• _Exercise instructions_
Do any lines in the data below contain "Narrows"? If so, copy every one of them.

+++ Record list +++

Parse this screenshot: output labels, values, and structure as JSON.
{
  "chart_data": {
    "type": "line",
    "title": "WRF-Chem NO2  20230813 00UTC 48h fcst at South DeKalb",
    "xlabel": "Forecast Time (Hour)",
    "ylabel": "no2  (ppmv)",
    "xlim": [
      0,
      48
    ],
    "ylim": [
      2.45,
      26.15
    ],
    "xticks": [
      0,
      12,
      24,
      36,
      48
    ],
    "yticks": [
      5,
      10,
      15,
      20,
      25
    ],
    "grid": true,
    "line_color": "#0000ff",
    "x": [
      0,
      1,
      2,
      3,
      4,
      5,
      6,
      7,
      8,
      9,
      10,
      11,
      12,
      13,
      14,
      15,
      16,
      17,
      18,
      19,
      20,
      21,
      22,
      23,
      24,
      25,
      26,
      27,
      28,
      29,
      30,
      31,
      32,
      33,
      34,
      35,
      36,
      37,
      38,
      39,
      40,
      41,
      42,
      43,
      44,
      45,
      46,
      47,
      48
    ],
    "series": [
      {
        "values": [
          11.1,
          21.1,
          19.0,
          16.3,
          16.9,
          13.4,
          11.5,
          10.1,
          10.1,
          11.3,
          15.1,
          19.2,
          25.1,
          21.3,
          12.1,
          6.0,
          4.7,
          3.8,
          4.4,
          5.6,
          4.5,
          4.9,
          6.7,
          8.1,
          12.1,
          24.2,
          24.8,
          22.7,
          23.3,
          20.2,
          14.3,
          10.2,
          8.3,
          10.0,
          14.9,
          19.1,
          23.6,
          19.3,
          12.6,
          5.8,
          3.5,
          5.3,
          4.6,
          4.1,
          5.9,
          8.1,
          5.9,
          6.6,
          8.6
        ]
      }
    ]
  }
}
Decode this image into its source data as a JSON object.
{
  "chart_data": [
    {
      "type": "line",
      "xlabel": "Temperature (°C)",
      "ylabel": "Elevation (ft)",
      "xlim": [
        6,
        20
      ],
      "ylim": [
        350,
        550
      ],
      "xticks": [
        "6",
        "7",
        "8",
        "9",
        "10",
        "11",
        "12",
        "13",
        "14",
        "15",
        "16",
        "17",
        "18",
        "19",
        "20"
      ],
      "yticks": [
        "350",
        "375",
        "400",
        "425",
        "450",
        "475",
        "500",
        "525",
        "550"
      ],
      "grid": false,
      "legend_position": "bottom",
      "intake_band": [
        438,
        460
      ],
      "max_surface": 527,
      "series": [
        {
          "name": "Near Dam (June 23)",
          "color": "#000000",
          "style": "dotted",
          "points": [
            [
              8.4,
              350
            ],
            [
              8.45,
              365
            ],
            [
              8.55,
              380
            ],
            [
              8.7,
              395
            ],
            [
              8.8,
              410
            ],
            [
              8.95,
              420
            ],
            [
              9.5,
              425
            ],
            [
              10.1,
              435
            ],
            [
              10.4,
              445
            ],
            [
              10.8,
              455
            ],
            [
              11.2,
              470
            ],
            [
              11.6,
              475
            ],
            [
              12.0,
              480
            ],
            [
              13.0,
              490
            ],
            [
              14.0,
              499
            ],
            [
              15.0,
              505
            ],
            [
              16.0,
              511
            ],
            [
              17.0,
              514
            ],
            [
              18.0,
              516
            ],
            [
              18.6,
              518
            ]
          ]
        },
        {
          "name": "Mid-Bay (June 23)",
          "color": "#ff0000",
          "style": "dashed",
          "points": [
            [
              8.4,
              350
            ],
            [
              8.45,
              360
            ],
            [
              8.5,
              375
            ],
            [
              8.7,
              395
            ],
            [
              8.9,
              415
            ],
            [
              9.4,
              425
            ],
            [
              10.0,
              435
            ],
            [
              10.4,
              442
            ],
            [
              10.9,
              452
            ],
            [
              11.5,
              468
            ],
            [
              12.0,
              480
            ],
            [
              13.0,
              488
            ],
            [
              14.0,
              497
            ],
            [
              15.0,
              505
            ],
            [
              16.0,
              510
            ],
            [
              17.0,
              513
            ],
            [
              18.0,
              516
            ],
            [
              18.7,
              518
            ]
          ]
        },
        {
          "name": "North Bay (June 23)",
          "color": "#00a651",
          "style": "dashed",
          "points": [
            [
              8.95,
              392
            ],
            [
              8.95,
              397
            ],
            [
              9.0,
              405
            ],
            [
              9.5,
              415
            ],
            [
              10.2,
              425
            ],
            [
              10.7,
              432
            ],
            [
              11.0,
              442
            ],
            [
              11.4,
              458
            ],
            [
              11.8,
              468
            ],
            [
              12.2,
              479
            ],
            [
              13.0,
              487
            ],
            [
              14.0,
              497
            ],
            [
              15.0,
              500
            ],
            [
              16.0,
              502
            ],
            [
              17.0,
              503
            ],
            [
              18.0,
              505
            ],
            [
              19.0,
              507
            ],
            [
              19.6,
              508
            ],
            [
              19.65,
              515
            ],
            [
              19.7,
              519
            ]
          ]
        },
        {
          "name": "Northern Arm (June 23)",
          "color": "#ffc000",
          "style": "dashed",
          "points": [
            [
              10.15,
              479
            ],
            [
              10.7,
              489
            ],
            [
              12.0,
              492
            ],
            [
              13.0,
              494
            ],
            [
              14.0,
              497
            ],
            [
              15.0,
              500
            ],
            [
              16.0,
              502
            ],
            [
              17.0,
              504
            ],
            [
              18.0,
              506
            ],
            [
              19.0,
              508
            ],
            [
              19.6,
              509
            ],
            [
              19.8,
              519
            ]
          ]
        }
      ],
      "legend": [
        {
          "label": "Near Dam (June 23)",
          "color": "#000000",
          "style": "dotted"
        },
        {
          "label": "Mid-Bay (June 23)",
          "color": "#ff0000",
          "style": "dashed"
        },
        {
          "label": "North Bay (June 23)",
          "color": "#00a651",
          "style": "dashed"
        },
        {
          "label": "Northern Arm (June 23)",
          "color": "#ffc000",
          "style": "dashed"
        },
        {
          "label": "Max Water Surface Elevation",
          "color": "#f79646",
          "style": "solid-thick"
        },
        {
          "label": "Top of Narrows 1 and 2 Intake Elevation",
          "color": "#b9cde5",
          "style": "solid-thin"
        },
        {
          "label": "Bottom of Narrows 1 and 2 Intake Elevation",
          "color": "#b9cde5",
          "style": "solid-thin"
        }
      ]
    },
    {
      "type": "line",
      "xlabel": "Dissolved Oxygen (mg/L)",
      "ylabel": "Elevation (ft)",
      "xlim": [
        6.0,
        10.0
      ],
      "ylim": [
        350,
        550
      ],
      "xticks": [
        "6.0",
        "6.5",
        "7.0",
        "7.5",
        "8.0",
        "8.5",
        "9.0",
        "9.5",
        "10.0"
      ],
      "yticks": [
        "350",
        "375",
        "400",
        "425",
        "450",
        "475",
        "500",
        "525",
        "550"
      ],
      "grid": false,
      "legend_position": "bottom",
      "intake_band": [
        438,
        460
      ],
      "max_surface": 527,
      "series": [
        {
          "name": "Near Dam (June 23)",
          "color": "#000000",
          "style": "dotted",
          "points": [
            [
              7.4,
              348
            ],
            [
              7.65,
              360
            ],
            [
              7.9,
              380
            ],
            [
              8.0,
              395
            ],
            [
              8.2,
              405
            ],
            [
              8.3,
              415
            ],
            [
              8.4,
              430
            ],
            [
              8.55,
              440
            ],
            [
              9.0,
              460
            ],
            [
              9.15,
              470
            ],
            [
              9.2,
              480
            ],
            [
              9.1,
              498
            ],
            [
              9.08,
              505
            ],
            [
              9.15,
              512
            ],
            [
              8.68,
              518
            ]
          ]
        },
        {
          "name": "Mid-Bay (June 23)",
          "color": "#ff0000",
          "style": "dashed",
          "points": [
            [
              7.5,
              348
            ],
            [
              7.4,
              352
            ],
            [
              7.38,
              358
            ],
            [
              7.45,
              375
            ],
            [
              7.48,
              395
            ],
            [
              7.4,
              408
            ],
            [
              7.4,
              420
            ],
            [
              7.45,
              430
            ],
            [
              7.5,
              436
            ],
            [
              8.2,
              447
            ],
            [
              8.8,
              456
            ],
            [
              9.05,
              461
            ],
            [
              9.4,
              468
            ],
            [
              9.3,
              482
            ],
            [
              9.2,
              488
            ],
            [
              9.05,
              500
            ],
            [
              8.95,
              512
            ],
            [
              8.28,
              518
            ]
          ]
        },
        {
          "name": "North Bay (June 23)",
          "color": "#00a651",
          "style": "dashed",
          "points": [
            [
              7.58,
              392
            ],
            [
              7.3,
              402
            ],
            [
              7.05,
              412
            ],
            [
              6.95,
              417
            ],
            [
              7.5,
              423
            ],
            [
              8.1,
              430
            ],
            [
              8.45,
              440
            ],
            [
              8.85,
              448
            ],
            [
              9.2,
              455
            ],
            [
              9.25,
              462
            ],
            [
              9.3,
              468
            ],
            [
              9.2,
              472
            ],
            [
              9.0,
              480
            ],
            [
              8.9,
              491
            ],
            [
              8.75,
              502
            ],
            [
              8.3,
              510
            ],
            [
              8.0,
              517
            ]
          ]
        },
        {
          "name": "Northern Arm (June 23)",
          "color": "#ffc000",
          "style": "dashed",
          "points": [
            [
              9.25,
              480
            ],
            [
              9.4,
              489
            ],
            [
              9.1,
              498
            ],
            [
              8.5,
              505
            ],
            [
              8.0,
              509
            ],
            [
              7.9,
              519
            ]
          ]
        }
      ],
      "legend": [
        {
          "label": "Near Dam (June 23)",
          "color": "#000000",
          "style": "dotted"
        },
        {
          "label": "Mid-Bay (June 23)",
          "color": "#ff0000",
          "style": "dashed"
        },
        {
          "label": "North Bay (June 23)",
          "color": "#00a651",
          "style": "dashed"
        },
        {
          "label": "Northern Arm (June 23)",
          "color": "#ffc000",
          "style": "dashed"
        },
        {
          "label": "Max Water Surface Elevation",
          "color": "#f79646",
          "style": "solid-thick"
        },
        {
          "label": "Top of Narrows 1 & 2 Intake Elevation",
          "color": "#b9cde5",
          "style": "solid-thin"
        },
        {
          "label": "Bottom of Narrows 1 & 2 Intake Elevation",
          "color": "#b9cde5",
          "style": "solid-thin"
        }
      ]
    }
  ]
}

+++

• _Task answer_
          "label": "Top of Narrows 1 and 2 Intake Elevation",
          "label": "Bottom of Narrows 1 and 2 Intake Elevation",
          "label": "Top of Narrows 1 & 2 Intake Elevation",
          "label": "Bottom of Narrows 1 & 2 Intake Elevation",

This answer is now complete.